• [Provided data]
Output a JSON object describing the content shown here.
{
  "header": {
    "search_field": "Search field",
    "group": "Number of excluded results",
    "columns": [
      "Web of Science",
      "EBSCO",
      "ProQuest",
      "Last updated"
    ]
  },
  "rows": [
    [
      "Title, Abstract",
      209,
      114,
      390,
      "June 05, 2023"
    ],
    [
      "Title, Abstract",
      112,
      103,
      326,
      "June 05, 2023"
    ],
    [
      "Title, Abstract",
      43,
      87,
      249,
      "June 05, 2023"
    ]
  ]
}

• [Task directions] Quote the entire listing above exactly.

• [Task answer]
Output a JSON object describing the content shown here.
{
  "header": {
    "search_field": "Search field",
    "group": "Number of excluded results",
    "columns": [
      "Web of Science",
      "EBSCO",
      "ProQuest",
      "Last updated"
    ]
  },
  "rows": [
    [
      "Title, Abstract",
      209,
      114,
      390,
      "June 05, 2023"
    ],
    [
      "Title, Abstract",
      112,
      103,
      326,
      "June 05, 2023"
    ],
    [
      "Title, Abstract",
      43,
      87,
      249,
      "June 05, 2023"
    ]
  ]
}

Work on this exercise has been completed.